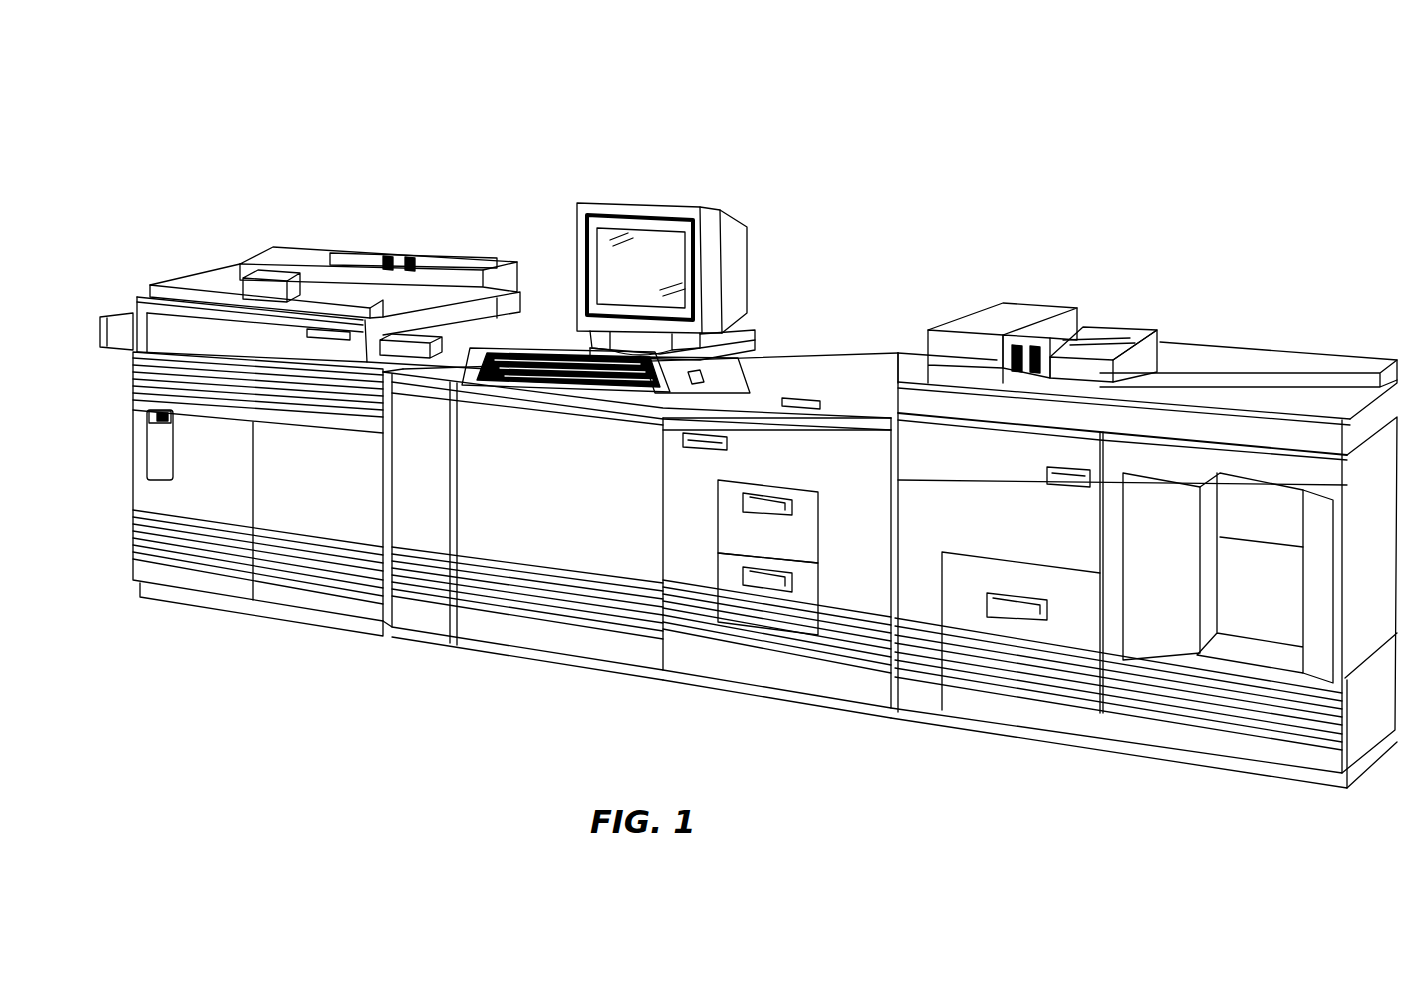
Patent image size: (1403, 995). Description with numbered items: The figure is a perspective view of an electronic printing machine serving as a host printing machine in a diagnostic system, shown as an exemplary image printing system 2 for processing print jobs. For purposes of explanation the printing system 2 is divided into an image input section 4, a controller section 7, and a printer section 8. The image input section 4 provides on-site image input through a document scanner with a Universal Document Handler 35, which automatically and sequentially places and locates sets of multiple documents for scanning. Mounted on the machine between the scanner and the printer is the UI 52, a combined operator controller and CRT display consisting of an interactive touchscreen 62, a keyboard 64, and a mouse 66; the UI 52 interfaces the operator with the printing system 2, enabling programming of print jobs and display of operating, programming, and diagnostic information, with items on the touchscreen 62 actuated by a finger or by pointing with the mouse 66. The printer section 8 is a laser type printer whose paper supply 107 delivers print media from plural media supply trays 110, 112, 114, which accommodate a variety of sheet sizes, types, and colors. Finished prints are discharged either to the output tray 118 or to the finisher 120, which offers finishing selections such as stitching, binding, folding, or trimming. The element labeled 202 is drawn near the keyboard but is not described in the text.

The image printing system 2 is at (886, 92).
The image input section 4 is at (374, 225).
The controller section 7 is at (124, 492).
The printer section 8 is at (858, 272).
The Universal Document Handler 35 is at (247, 272).
The UI 52 is at (669, 197).
The interactive touchscreen 62 is at (603, 273).
The keyboard 64 is at (555, 400).
The mouse 66 is at (653, 405).
The paper supply 107 is at (828, 565).
The media supply tray 110 is at (972, 553).
The media supply tray 112 is at (785, 487).
The media supply tray 114 is at (718, 575).
The output tray 118 is at (1098, 318).
The finisher 120 is at (1193, 737).
The keyboard tray 202 is at (505, 398).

□ □ □ □

### Goal of the exercise
Count the lines in the material above that contain the string "Handler", treating uppercase and lowercase as different. Reply with the number alone.

### Final result
2